Quote each line of the material verbatim, without the pictures.

• [Given entries]:
────────────────

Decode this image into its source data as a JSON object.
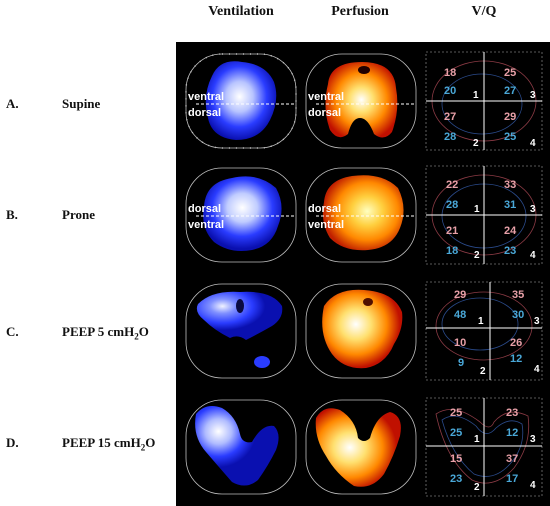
{
  "columns": [
    "Ventilation",
    "Perfusion",
    "V/Q"
  ],
  "rows": [
    {
      "letter": "A.",
      "title": "Supine",
      "sub": "",
      "tail": "",
      "orient": [
        "ventral",
        "dorsal"
      ],
      "vq": {
        "tl": {
          "top": "18",
          "bot": "20"
        },
        "tr": {
          "top": "25",
          "bot": "27"
        },
        "bl": {
          "top": "27",
          "bot": "28"
        },
        "br": {
          "top": "29",
          "bot": "25"
        }
      }
    },
    {
      "letter": "B.",
      "title": "Prone",
      "sub": "",
      "tail": "",
      "orient": [
        "dorsal",
        "ventral"
      ],
      "vq": {
        "tl": {
          "top": "22",
          "bot": "28"
        },
        "tr": {
          "top": "33",
          "bot": "31"
        },
        "bl": {
          "top": "21",
          "bot": "18"
        },
        "br": {
          "top": "24",
          "bot": "23"
        }
      }
    },
    {
      "letter": "C.",
      "title": "PEEP 5 cmH",
      "sub": "2",
      "tail": "O",
      "orient": [
        "",
        ""
      ],
      "vq": {
        "tl": {
          "top": "29",
          "bot": "48"
        },
        "tr": {
          "top": "35",
          "bot": "30"
        },
        "bl": {
          "top": "10",
          "bot": "9"
        },
        "br": {
          "top": "26",
          "bot": "12"
        }
      }
    },
    {
      "letter": "D.",
      "title": "PEEP 15 cmH",
      "sub": "2",
      "tail": "O",
      "orient": [
        "",
        ""
      ],
      "vq": {
        "tl": {
          "top": "25",
          "bot": "25"
        },
        "tr": {
          "top": "23",
          "bot": "12"
        },
        "bl": {
          "top": "15",
          "bot": "23"
        },
        "br": {
          "top": "37",
          "bot": "17"
        }
      }
    }
  ],
  "quadrant_numbers": [
    "1",
    "2",
    "3",
    "4"
  ],
  "colors": {
    "ventilation": "#2a3cff",
    "perfusion": "#ffb000",
    "vq_top": "#e8a0a8",
    "vq_bottom": "#4aa8d8"
  }
}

────────────────

• [Solution to the problem]:
Decode this image into its source data as a JSON object.
{
  "columns": [
    "Ventilation",
    "Perfusion",
    "V/Q"
  ],
  "rows": [
    {
      "letter": "A.",
      "title": "Supine",
      "sub": "",
      "tail": "",
      "orient": [
        "ventral",
        "dorsal"
      ],
      "vq": {
        "tl": {
          "top": "18",
          "bot": "20"
        },
        "tr": {
          "top": "25",
          "bot": "27"
        },
        "bl": {
          "top": "27",
          "bot": "28"
        },
        "br": {
          "top": "29",
          "bot": "25"
        }
      }
    },
    {
      "letter": "B.",
      "title": "Prone",
      "sub": "",
      "tail": "",
      "orient": [
        "dorsal",
        "ventral"
      ],
      "vq": {
        "tl": {
          "top": "22",
          "bot": "28"
        },
        "tr": {
          "top": "33",
          "bot": "31"
        },
        "bl": {
          "top": "21",
          "bot": "18"
        },
        "br": {
          "top": "24",
          "bot": "23"
        }
      }
    },
    {
      "letter": "C.",
      "title": "PEEP 5 cmH",
      "sub": "2",
      "tail": "O",
      "orient": [
        "",
        ""
      ],
      "vq": {
        "tl": {
          "top": "29",
          "bot": "48"
        },
        "tr": {
          "top": "35",
          "bot": "30"
        },
        "bl": {
          "top": "10",
          "bot": "9"
        },
        "br": {
          "top": "26",
          "bot": "12"
        }
      }
    },
    {
      "letter": "D.",
      "title": "PEEP 15 cmH",
      "sub": "2",
      "tail": "O",
      "orient": [
        "",
        ""
      ],
      "vq": {
        "tl": {
          "top": "25",
          "bot": "25"
        },
        "tr": {
          "top": "23",
          "bot": "12"
        },
        "bl": {
          "top": "15",
          "bot": "23"
        },
        "br": {
          "top": "37",
          "bot": "17"
        }
      }
    }
  ],
  "quadrant_numbers": [
    "1",
    "2",
    "3",
    "4"
  ],
  "colors": {
    "ventilation": "#2a3cff",
    "perfusion": "#ffb000",
    "vq_top": "#e8a0a8",
    "vq_bottom": "#4aa8d8"
  }
}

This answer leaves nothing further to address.